Exactly as they appear, output all of the entries.

(Extracted records)
□ □ □ □

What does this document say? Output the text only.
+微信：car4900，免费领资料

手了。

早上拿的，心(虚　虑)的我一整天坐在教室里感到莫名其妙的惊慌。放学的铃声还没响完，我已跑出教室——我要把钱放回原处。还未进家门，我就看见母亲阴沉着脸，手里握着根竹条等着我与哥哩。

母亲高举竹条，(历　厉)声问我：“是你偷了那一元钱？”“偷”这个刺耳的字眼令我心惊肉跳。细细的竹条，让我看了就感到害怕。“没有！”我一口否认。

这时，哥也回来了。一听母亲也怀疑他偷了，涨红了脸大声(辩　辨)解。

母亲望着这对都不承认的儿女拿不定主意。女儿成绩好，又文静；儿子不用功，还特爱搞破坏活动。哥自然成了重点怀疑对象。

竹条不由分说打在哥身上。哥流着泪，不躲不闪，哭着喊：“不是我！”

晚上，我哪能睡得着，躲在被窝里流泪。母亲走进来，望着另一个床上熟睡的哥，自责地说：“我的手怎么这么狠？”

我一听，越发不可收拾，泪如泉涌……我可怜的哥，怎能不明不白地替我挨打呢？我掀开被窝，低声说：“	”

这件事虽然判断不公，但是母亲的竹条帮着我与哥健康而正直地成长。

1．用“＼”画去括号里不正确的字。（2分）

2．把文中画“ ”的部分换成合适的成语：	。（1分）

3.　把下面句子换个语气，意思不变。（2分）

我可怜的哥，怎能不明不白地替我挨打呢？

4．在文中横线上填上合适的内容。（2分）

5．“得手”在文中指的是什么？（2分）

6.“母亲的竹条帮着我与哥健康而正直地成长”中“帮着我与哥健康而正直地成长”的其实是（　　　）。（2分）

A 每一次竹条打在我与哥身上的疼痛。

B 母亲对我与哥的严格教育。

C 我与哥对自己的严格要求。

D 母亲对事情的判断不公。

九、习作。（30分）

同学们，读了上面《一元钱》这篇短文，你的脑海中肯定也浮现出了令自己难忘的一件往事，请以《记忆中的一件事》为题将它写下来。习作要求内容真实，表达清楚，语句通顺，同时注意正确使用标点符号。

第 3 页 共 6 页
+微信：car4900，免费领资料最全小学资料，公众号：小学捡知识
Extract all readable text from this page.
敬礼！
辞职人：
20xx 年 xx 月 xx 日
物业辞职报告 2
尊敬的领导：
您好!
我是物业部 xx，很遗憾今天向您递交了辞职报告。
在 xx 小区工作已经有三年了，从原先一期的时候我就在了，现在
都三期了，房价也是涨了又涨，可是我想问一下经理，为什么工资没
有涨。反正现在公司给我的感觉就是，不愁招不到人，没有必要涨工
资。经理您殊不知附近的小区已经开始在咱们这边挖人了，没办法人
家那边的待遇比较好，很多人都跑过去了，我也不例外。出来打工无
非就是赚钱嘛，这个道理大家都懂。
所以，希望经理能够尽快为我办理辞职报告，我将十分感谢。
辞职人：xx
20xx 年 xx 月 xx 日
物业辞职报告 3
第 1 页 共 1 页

□ □ □ □

**REPLY TO THE EXERCISE**.
What does this document say? Output the text only.
+微信：car4900，免费领资料

手了。

早上拿的，心(虚　虑)的我一整天坐在教室里感到莫名其妙的惊慌。放学的铃声还没响完，我已跑出教室——我要把钱放回原处。还未进家门，我就看见母亲阴沉着脸，手里握着根竹条等着我与哥哩。

母亲高举竹条，(历　厉)声问我：“是你偷了那一元钱？”“偷”这个刺耳的字眼令我心惊肉跳。细细的竹条，让我看了就感到害怕。“没有！”我一口否认。

这时，哥也回来了。一听母亲也怀疑他偷了，涨红了脸大声(辩　辨)解。

母亲望着这对都不承认的儿女拿不定主意。女儿成绩好，又文静；儿子不用功，还特爱搞破坏活动。哥自然成了重点怀疑对象。

竹条不由分说打在哥身上。哥流着泪，不躲不闪，哭着喊：“不是我！”

晚上，我哪能睡得着，躲在被窝里流泪。母亲走进来，望着另一个床上熟睡的哥，自责地说：“我的手怎么这么狠？”

我一听，越发不可收拾，泪如泉涌……我可怜的哥，怎能不明不白地替我挨打呢？我掀开被窝，低声说：“	”

这件事虽然判断不公，但是母亲的竹条帮着我与哥健康而正直地成长。

1．用“＼”画去括号里不正确的字。（2分）

2．把文中画“ ”的部分换成合适的成语：	。（1分）

3.　把下面句子换个语气，意思不变。（2分）

我可怜的哥，怎能不明不白地替我挨打呢？

4．在文中横线上填上合适的内容。（2分）

5．“得手”在文中指的是什么？（2分）

6.“母亲的竹条帮着我与哥健康而正直地成长”中“帮着我与哥健康而正直地成长”的其实是（　　　）。（2分）

A 每一次竹条打在我与哥身上的疼痛。

B 母亲对我与哥的严格教育。

C 我与哥对自己的严格要求。

D 母亲对事情的判断不公。

九、习作。（30分）

同学们，读了上面《一元钱》这篇短文，你的脑海中肯定也浮现出了令自己难忘的一件往事，请以《记忆中的一件事》为题将它写下来。习作要求内容真实，表达清楚，语句通顺，同时注意正确使用标点符号。

第 3 页 共 6 页
+微信：car4900，免费领资料最全小学资料，公众号：小学捡知识
Extract all readable text from this page.
敬礼！
辞职人：
20xx 年 xx 月 xx 日
物业辞职报告 2
尊敬的领导：
您好!
我是物业部 xx，很遗憾今天向您递交了辞职报告。
在 xx 小区工作已经有三年了，从原先一期的时候我就在了，现在
都三期了，房价也是涨了又涨，可是我想问一下经理，为什么工资没
有涨。反正现在公司给我的感觉就是，不愁招不到人，没有必要涨工
资。经理您殊不知附近的小区已经开始在咱们这边挖人了，没办法人
家那边的待遇比较好，很多人都跑过去了，我也不例外。出来打工无
非就是赚钱嘛，这个道理大家都懂。
所以，希望经理能够尽快为我办理辞职报告，我将十分感谢。
辞职人：xx
20xx 年 xx 月 xx 日
物业辞职报告 3
第 1 页 共 1 页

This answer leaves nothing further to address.